CONSIGNE ÉCRITE 1 —
Pouvez-vous recopier la liste depuis sa première ligne jusqu'à la ligne contenant « right-bar — [358, 542, 843, 559] » incluse, en renommant « left-bar » en « left-column » et sans rien modifier d'autre ?

--- PASSAGE FOURNI ---

Le rapport d’octobre dernier permet de découvrir ce que font les soldats d’élite américains sur le continent africain, mais aussi ce qu’ils comptent réaliser. Ce rapport permet de comprendre ce qui se passe actuellement sur le terrain en Afrique, et cherche aussi à prédire à quoi pourrait ressembler le continent dans 30 ans.
Cette prédiction n’est pas des plus réjouissantes.
« Les défis auxquels est confronté l’Afrique pourraient créer une menace qui surpasserait celle à laquelle les États-Unis font actuellement face à cause des conflits en Afghanistan, en Irak, et en Syrie, » écrit Bolduc. Il enchaîne en citant une liste de défis à relever : l’expansion de réseaux illégaux, les sanctuaires de terroristes, les tentatives d’outrepasser l’autorité du gouvernement et un flot intarissable de nouvelles recrues et de ressources.
La solution de Bolduc est « d’accélérer les missions des forces d’opérations spéciales afin de combler le gap stratégique, alors que l’armée ajustera la structure des forces pour aujourd’hui et le futur. » Traduction : des commandos américains « dans plus d’endroits, chargés de plus de missions » en Afrique.
Dans le même temps, Bolduc indique que les États-Unis ne sont pas en guerre en Afrique. Mais cette affirmation peut être contestée par les opérations actuelles visant les Shebabs en Somalie. Ces opérations se déroulent régulièrement dans des zones extraordinairement complexes et non gouvernées, que Bolduc appelle des « zones grises ».
En janvier, par exemple, des conseillers américains menant une opération antiterroriste en Somalie aux côtés des forces somaliennes et des soldats de la mission de l’Union Africaine « ont observé que des combattants des Shebabs menaçaient leur sécurité » et « ont conduit une frappe de défense pour neutraliser la menace, » d’après un communiqué de presse de l’AFRICOM.

---

CONSIGNE ÉCRITE 2 —
Comment se traduit en anglais cette phrase du passage sur les forces spéciales américaines en Afrique : « Dans le même temps, Bolduc indique que les États-Unis ne sont pas en guerre en Afrique. » ?

--- DONNÉES ENREGISTRÉES ---

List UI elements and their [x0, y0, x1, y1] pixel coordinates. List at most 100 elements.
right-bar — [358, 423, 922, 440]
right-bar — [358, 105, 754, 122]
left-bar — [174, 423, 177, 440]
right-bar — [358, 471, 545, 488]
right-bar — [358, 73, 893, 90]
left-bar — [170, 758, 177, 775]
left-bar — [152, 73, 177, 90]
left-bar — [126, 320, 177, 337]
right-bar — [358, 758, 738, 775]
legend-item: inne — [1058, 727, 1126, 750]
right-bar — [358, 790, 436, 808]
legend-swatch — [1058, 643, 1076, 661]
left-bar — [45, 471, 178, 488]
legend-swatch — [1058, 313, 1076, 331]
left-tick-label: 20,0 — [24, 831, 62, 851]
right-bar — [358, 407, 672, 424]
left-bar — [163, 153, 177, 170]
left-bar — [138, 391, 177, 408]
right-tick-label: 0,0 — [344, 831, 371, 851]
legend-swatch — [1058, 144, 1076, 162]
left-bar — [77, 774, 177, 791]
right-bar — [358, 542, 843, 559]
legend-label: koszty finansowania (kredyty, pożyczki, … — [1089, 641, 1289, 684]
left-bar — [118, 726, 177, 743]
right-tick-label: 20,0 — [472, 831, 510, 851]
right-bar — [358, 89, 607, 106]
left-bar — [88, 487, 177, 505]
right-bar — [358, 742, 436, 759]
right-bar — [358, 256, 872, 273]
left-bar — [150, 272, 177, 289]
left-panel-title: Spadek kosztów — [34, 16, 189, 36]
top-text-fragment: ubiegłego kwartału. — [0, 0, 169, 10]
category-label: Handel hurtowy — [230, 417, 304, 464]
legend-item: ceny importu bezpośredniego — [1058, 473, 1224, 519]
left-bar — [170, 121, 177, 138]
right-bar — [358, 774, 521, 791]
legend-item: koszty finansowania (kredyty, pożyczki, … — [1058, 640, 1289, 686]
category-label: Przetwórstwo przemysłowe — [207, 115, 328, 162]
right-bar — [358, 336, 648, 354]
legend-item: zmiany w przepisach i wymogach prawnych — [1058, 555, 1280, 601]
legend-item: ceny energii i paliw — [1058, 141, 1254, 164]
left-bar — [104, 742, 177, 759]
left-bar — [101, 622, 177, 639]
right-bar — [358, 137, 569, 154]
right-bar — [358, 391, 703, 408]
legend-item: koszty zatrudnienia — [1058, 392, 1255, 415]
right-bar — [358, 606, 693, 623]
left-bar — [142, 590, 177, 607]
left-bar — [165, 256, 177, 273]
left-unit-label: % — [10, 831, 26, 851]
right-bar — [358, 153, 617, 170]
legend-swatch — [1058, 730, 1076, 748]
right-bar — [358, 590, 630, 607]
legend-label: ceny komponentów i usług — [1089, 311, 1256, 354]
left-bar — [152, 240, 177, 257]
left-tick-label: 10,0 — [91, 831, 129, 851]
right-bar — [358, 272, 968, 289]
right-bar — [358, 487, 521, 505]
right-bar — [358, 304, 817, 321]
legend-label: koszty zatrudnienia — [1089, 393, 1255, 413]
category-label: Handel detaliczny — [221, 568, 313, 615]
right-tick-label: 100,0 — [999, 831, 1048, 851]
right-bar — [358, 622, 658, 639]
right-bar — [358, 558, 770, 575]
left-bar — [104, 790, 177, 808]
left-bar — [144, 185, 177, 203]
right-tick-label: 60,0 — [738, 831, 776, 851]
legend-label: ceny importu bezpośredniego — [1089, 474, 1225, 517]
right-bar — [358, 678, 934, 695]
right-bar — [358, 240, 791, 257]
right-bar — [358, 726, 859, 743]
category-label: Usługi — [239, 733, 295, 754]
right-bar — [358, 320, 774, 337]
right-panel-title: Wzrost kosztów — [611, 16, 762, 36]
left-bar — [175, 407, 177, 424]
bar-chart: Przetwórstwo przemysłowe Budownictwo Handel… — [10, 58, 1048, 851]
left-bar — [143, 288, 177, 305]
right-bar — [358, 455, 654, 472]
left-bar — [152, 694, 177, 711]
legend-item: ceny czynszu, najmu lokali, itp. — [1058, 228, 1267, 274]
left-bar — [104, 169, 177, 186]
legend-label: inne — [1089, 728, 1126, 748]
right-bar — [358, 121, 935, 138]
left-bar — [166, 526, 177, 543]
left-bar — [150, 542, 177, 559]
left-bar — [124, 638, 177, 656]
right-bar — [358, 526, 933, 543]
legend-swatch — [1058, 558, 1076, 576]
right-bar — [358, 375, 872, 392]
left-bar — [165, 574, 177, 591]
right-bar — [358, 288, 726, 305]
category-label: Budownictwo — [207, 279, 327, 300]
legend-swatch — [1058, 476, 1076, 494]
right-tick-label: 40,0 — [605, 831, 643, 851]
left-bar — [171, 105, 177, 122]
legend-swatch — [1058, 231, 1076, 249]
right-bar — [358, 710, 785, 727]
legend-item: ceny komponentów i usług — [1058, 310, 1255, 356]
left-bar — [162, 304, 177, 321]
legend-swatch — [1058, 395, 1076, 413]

---

RÉPONSE COMPLÈTE 1 —
List UI elements and their [x0, y0, x1, y1] pixel coordinates. List at most 100 elements.
right-bar — [358, 423, 922, 440]
right-bar — [358, 105, 754, 122]
left-column — [174, 423, 177, 440]
right-bar — [358, 471, 545, 488]
right-bar — [358, 73, 893, 90]
left-column — [170, 758, 177, 775]
left-column — [152, 73, 177, 90]
left-column — [126, 320, 177, 337]
right-bar — [358, 758, 738, 775]
legend-item: inne — [1058, 727, 1126, 750]
right-bar — [358, 790, 436, 808]
legend-swatch — [1058, 643, 1076, 661]
left-column — [45, 471, 178, 488]
legend-swatch — [1058, 313, 1076, 331]
left-tick-label: 20,0 — [24, 831, 62, 851]
right-bar — [358, 407, 672, 424]
left-column — [163, 153, 177, 170]
left-column — [138, 391, 177, 408]
right-tick-label: 0,0 — [344, 831, 371, 851]
legend-swatch — [1058, 144, 1076, 162]
left-column — [77, 774, 177, 791]
right-bar — [358, 542, 843, 559]

RÉPONSE COMPLÈTE 2 —
At the same time, Bolduc states that the United States is not at war in Africa.